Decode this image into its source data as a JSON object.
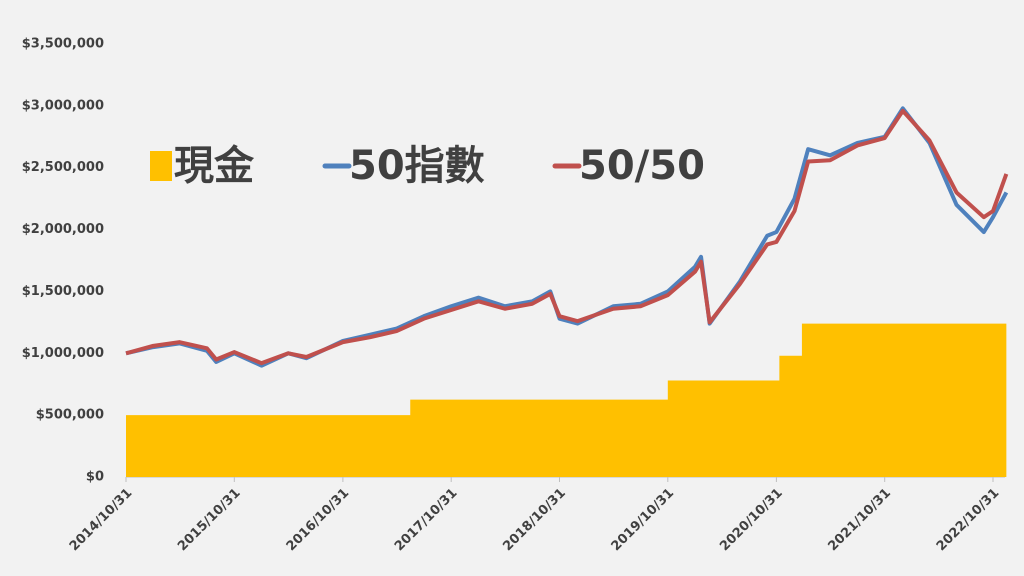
{
  "chart_data": {
    "type": "line",
    "ylim": [
      0,
      3500000
    ],
    "yticks": [
      {
        "value": 0,
        "label": "$0"
      },
      {
        "value": 500000,
        "label": "$500,000"
      },
      {
        "value": 1000000,
        "label": "$1,000,000"
      },
      {
        "value": 1500000,
        "label": "$1,500,000"
      },
      {
        "value": 2000000,
        "label": "$2,000,000"
      },
      {
        "value": 2500000,
        "label": "$2,500,000"
      },
      {
        "value": 3000000,
        "label": "$3,000,000"
      },
      {
        "value": 3500000,
        "label": "$3,500,000"
      }
    ],
    "xticks": [
      "2014/10/31",
      "2015/10/31",
      "2016/10/31",
      "2017/10/31",
      "2018/10/31",
      "2019/10/31",
      "2020/10/31",
      "2021/10/31",
      "2022/10/31"
    ],
    "legend": "upper left",
    "x": [
      "2014/10/31",
      "2015/01/31",
      "2015/04/30",
      "2015/07/31",
      "2015/08/31",
      "2015/10/31",
      "2016/01/31",
      "2016/04/30",
      "2016/06/30",
      "2016/10/31",
      "2017/01/31",
      "2017/04/30",
      "2017/07/31",
      "2017/10/31",
      "2018/01/31",
      "2018/04/30",
      "2018/07/31",
      "2018/09/30",
      "2018/10/31",
      "2018/12/31",
      "2019/04/30",
      "2019/07/31",
      "2019/10/31",
      "2020/01/31",
      "2020/02/20",
      "2020/03/20",
      "2020/06/30",
      "2020/09/30",
      "2020/10/31",
      "2020/12/31",
      "2021/02/15",
      "2021/04/30",
      "2021/07/31",
      "2021/10/31",
      "2021/12/31",
      "2022/03/31",
      "2022/06/30",
      "2022/09/30",
      "2022/10/31",
      "2022/12/15"
    ],
    "series": [
      {
        "name": "現金",
        "type": "area",
        "step": true,
        "color": "#ffc000",
        "x": [
          "2014/10/31",
          "2017/06/15",
          "2019/10/31",
          "2020/11/10",
          "2021/01/25",
          "2022/12/15"
        ],
        "values": [
          500000,
          625000,
          780000,
          980000,
          1240000,
          1240000
        ]
      },
      {
        "name": "50指數",
        "color": "#4f81bd",
        "values": [
          1000000,
          1050000,
          1080000,
          1020000,
          930000,
          1000000,
          900000,
          1000000,
          960000,
          1100000,
          1150000,
          1200000,
          1300000,
          1380000,
          1450000,
          1380000,
          1420000,
          1500000,
          1280000,
          1240000,
          1380000,
          1400000,
          1500000,
          1700000,
          1780000,
          1240000,
          1580000,
          1950000,
          1980000,
          2250000,
          2650000,
          2600000,
          2700000,
          2750000,
          2980000,
          2700000,
          2200000,
          1980000,
          2100000,
          2300000
        ]
      },
      {
        "name": "50/50",
        "color": "#c0504d",
        "values": [
          1000000,
          1060000,
          1090000,
          1040000,
          950000,
          1010000,
          920000,
          1000000,
          970000,
          1090000,
          1130000,
          1180000,
          1280000,
          1350000,
          1420000,
          1360000,
          1400000,
          1480000,
          1300000,
          1260000,
          1360000,
          1380000,
          1470000,
          1660000,
          1740000,
          1250000,
          1560000,
          1880000,
          1900000,
          2150000,
          2550000,
          2560000,
          2680000,
          2740000,
          2960000,
          2720000,
          2300000,
          2100000,
          2150000,
          2450000
        ]
      }
    ]
  }
}
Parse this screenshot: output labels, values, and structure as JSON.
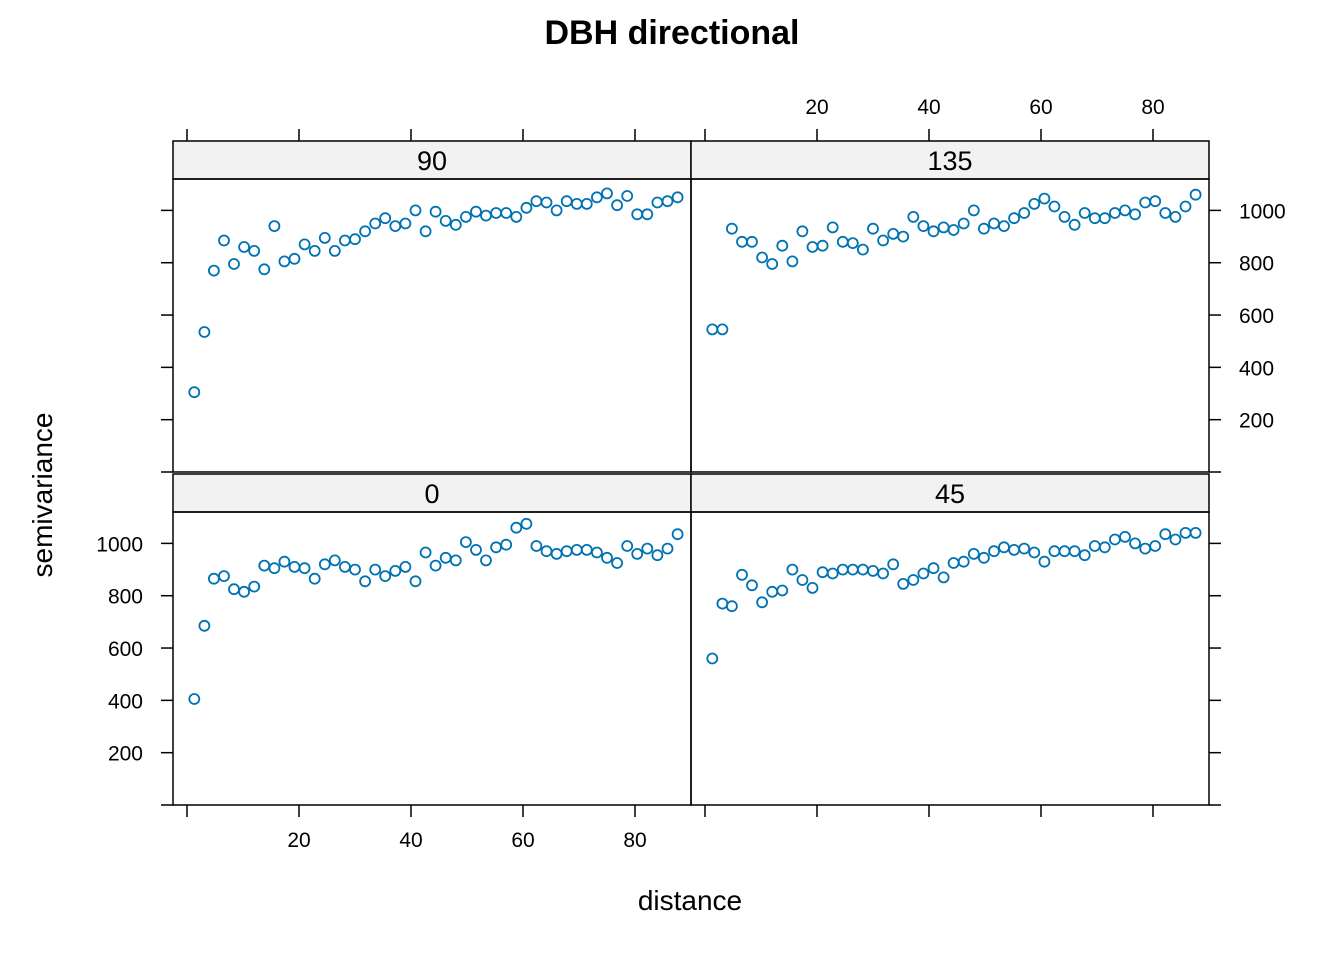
{
  "chart_data": {
    "type": "scatter",
    "title": "DBH directional",
    "xlabel": "distance",
    "ylabel": "semivariance",
    "xlim": [
      -2.5,
      90
    ],
    "ylim": [
      0,
      1120
    ],
    "x_ticks": [
      20,
      40,
      60,
      80
    ],
    "y_ticks": [
      200,
      400,
      600,
      800,
      1000
    ],
    "marker_color": "#0072B2",
    "strip_color": "#F2F2F2",
    "x": [
      1.3,
      3.1,
      4.8,
      6.6,
      8.4,
      10.2,
      12,
      13.8,
      15.6,
      17.4,
      19.2,
      21,
      22.8,
      24.6,
      26.4,
      28.2,
      30,
      31.8,
      33.6,
      35.4,
      37.2,
      39,
      40.8,
      42.6,
      44.4,
      46.2,
      48,
      49.8,
      51.6,
      53.4,
      55.2,
      57,
      58.8,
      60.6,
      62.4,
      64.2,
      66,
      67.8,
      69.6,
      71.4,
      73.2,
      75,
      76.8,
      78.6,
      80.4,
      82.2,
      84,
      85.8,
      87.6
    ],
    "panels": [
      {
        "label": "90",
        "values": [
          305,
          535,
          770,
          885,
          795,
          860,
          845,
          775,
          940,
          805,
          815,
          870,
          845,
          895,
          845,
          885,
          890,
          920,
          950,
          970,
          940,
          950,
          1000,
          920,
          995,
          960,
          945,
          975,
          995,
          980,
          990,
          990,
          975,
          1010,
          1035,
          1030,
          1000,
          1035,
          1025,
          1025,
          1050,
          1065,
          1020,
          1055,
          985,
          985,
          1030,
          1035,
          1050
        ]
      },
      {
        "label": "135",
        "values": [
          545,
          545,
          930,
          880,
          880,
          820,
          795,
          865,
          805,
          920,
          860,
          865,
          935,
          880,
          875,
          850,
          930,
          885,
          910,
          900,
          975,
          940,
          920,
          935,
          925,
          950,
          1000,
          930,
          950,
          940,
          970,
          990,
          1025,
          1045,
          1015,
          975,
          945,
          990,
          970,
          970,
          990,
          1000,
          985,
          1030,
          1035,
          990,
          975,
          1015,
          1060
        ]
      },
      {
        "label": "0",
        "values": [
          405,
          685,
          865,
          875,
          825,
          815,
          835,
          915,
          905,
          930,
          910,
          905,
          865,
          920,
          935,
          910,
          900,
          855,
          900,
          875,
          895,
          910,
          855,
          965,
          915,
          945,
          935,
          1005,
          975,
          935,
          985,
          995,
          1060,
          1075,
          990,
          970,
          960,
          970,
          975,
          975,
          965,
          945,
          925,
          990,
          960,
          980,
          955,
          980,
          1035
        ]
      },
      {
        "label": "45",
        "values": [
          560,
          770,
          760,
          880,
          840,
          775,
          815,
          820,
          900,
          860,
          830,
          890,
          885,
          900,
          900,
          900,
          895,
          885,
          920,
          845,
          860,
          885,
          905,
          870,
          925,
          930,
          960,
          945,
          970,
          985,
          975,
          980,
          965,
          930,
          970,
          970,
          970,
          955,
          990,
          985,
          1015,
          1025,
          1000,
          980,
          990,
          1035,
          1015,
          1040,
          1040
        ]
      }
    ]
  }
}
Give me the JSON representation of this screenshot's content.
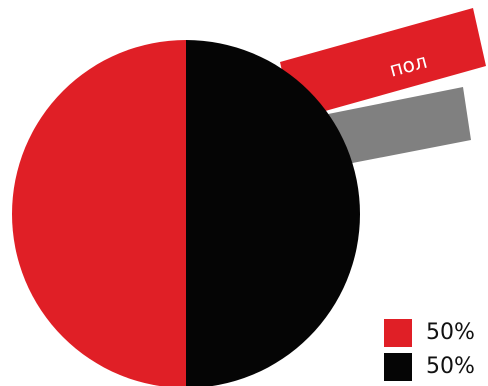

## Your goal:
Give the data again exactly as written, with all pictures left out.

## Result:
Decode this image into its source data as a JSON object.
{
  "chart_data": {
    "type": "line",
    "ylim": [
      0,
      3500000
    ],
    "yticks": [
      {
        "value": 0,
        "label": "$0"
      },
      {
        "value": 500000,
        "label": "$500,000"
      },
      {
        "value": 1000000,
        "label": "$1,000,000"
      },
      {
        "value": 1500000,
        "label": "$1,500,000"
      },
      {
        "value": 2000000,
        "label": "$2,000,000"
      },
      {
        "value": 2500000,
        "label": "$2,500,000"
      },
      {
        "value": 3000000,
        "label": "$3,000,000"
      },
      {
        "value": 3500000,
        "label": "$3,500,000"
      }
    ],
    "xticks": [
      "2014/10/31",
      "2015/10/31",
      "2016/10/31",
      "2017/10/31",
      "2018/10/31",
      "2019/10/31",
      "2020/10/31",
      "2021/10/31",
      "2022/10/31"
    ],
    "legend": "upper left",
    "x": [
      "2014/10/31",
      "2015/01/31",
      "2015/04/30",
      "2015/07/31",
      "2015/08/31",
      "2015/10/31",
      "2016/01/31",
      "2016/04/30",
      "2016/06/30",
      "2016/10/31",
      "2017/01/31",
      "2017/04/30",
      "2017/07/31",
      "2017/10/31",
      "2018/01/31",
      "2018/04/30",
      "2018/07/31",
      "2018/09/30",
      "2018/10/31",
      "2018/12/31",
      "2019/04/30",
      "2019/07/31",
      "2019/10/31",
      "2020/01/31",
      "2020/02/20",
      "2020/03/20",
      "2020/06/30",
      "2020/09/30",
      "2020/10/31",
      "2020/12/31",
      "2021/02/15",
      "2021/04/30",
      "2021/07/31",
      "2021/10/31",
      "2021/12/31",
      "2022/03/31",
      "2022/06/30",
      "2022/09/30",
      "2022/10/31",
      "2022/12/15"
    ],
    "series": [
      {
        "name": "現金",
        "type": "area",
        "step": true,
        "color": "#ffc000",
        "x": [
          "2014/10/31",
          "2017/06/15",
          "2019/10/31",
          "2020/11/10",
          "2021/01/25",
          "2022/12/15"
        ],
        "values": [
          500000,
          625000,
          780000,
          980000,
          1240000,
          1240000
        ]
      },
      {
        "name": "50指數",
        "color": "#4f81bd",
        "values": [
          1000000,
          1050000,
          1080000,
          1020000,
          930000,
          1000000,
          900000,
          1000000,
          960000,
          1100000,
          1150000,
          1200000,
          1300000,
          1380000,
          1450000,
          1380000,
          1420000,
          1500000,
          1280000,
          1240000,
          1380000,
          1400000,
          1500000,
          1700000,
          1780000,
          1240000,
          1580000,
          1950000,
          1980000,
          2250000,
          2650000,
          2600000,
          2700000,
          2750000,
          2980000,
          2700000,
          2200000,
          1980000,
          2100000,
          2300000
        ]
      },
      {
        "name": "50/50",
        "color": "#c0504d",
        "values": [
          1000000,
          1060000,
          1090000,
          1040000,
          950000,
          1010000,
          920000,
          1000000,
          970000,
          1090000,
          1130000,
          1180000,
          1280000,
          1350000,
          1420000,
          1360000,
          1400000,
          1480000,
          1300000,
          1260000,
          1360000,
          1380000,
          1470000,
          1660000,
          1740000,
          1250000,
          1560000,
          1880000,
          1900000,
          2150000,
          2550000,
          2560000,
          2680000,
          2740000,
          2960000,
          2720000,
          2300000,
          2100000,
          2150000,
          2450000
        ]
      }
    ]
  }
}
Parse this screenshot: output labels, values, and structure as JSON.
{
  "chart_data": {
    "type": "scatter",
    "title": "DBH directional",
    "xlabel": "distance",
    "ylabel": "semivariance",
    "xlim": [
      -2.5,
      90
    ],
    "ylim": [
      0,
      1120
    ],
    "x_ticks": [
      20,
      40,
      60,
      80
    ],
    "y_ticks": [
      200,
      400,
      600,
      800,
      1000
    ],
    "marker_color": "#0072B2",
    "strip_color": "#F2F2F2",
    "x": [
      1.3,
      3.1,
      4.8,
      6.6,
      8.4,
      10.2,
      12,
      13.8,
      15.6,
      17.4,
      19.2,
      21,
      22.8,
      24.6,
      26.4,
      28.2,
      30,
      31.8,
      33.6,
      35.4,
      37.2,
      39,
      40.8,
      42.6,
      44.4,
      46.2,
      48,
      49.8,
      51.6,
      53.4,
      55.2,
      57,
      58.8,
      60.6,
      62.4,
      64.2,
      66,
      67.8,
      69.6,
      71.4,
      73.2,
      75,
      76.8,
      78.6,
      80.4,
      82.2,
      84,
      85.8,
      87.6
    ],
    "panels": [
      {
        "label": "90",
        "values": [
          305,
          535,
          770,
          885,
          795,
          860,
          845,
          775,
          940,
          805,
          815,
          870,
          845,
          895,
          845,
          885,
          890,
          920,
          950,
          970,
          940,
          950,
          1000,
          920,
          995,
          960,
          945,
          975,
          995,
          980,
          990,
          990,
          975,
          1010,
          1035,
          1030,
          1000,
          1035,
          1025,
          1025,
          1050,
          1065,
          1020,
          1055,
          985,
          985,
          1030,
          1035,
          1050
        ]
      },
      {
        "label": "135",
        "values": [
          545,
          545,
          930,
          880,
          880,
          820,
          795,
          865,
          805,
          920,
          860,
          865,
          935,
          880,
          875,
          850,
          930,
          885,
          910,
          900,
          975,
          940,
          920,
          935,
          925,
          950,
          1000,
          930,
          950,
          940,
          970,
          990,
          1025,
          1045,
          1015,
          975,
          945,
          990,
          970,
          970,
          990,
          1000,
          985,
          1030,
          1035,
          990,
          975,
          1015,
          1060
        ]
      },
      {
        "label": "0",
        "values": [
          405,
          685,
          865,
          875,
          825,
          815,
          835,
          915,
          905,
          930,
          910,
          905,
          865,
          920,
          935,
          910,
          900,
          855,
          900,
          875,
          895,
          910,
          855,
          965,
          915,
          945,
          935,
          1005,
          975,
          935,
          985,
          995,
          1060,
          1075,
          990,
          970,
          960,
          970,
          975,
          975,
          965,
          945,
          925,
          990,
          960,
          980,
          955,
          980,
          1035
        ]
      },
      {
        "label": "45",
        "values": [
          560,
          770,
          760,
          880,
          840,
          775,
          815,
          820,
          900,
          860,
          830,
          890,
          885,
          900,
          900,
          900,
          895,
          885,
          920,
          845,
          860,
          885,
          905,
          870,
          925,
          930,
          960,
          945,
          970,
          985,
          975,
          980,
          965,
          930,
          970,
          970,
          970,
          955,
          990,
          985,
          1015,
          1025,
          1000,
          980,
          990,
          1035,
          1015,
          1040,
          1040
        ]
      }
    ]
  }
}
Give me the JSON representation of this screenshot's content.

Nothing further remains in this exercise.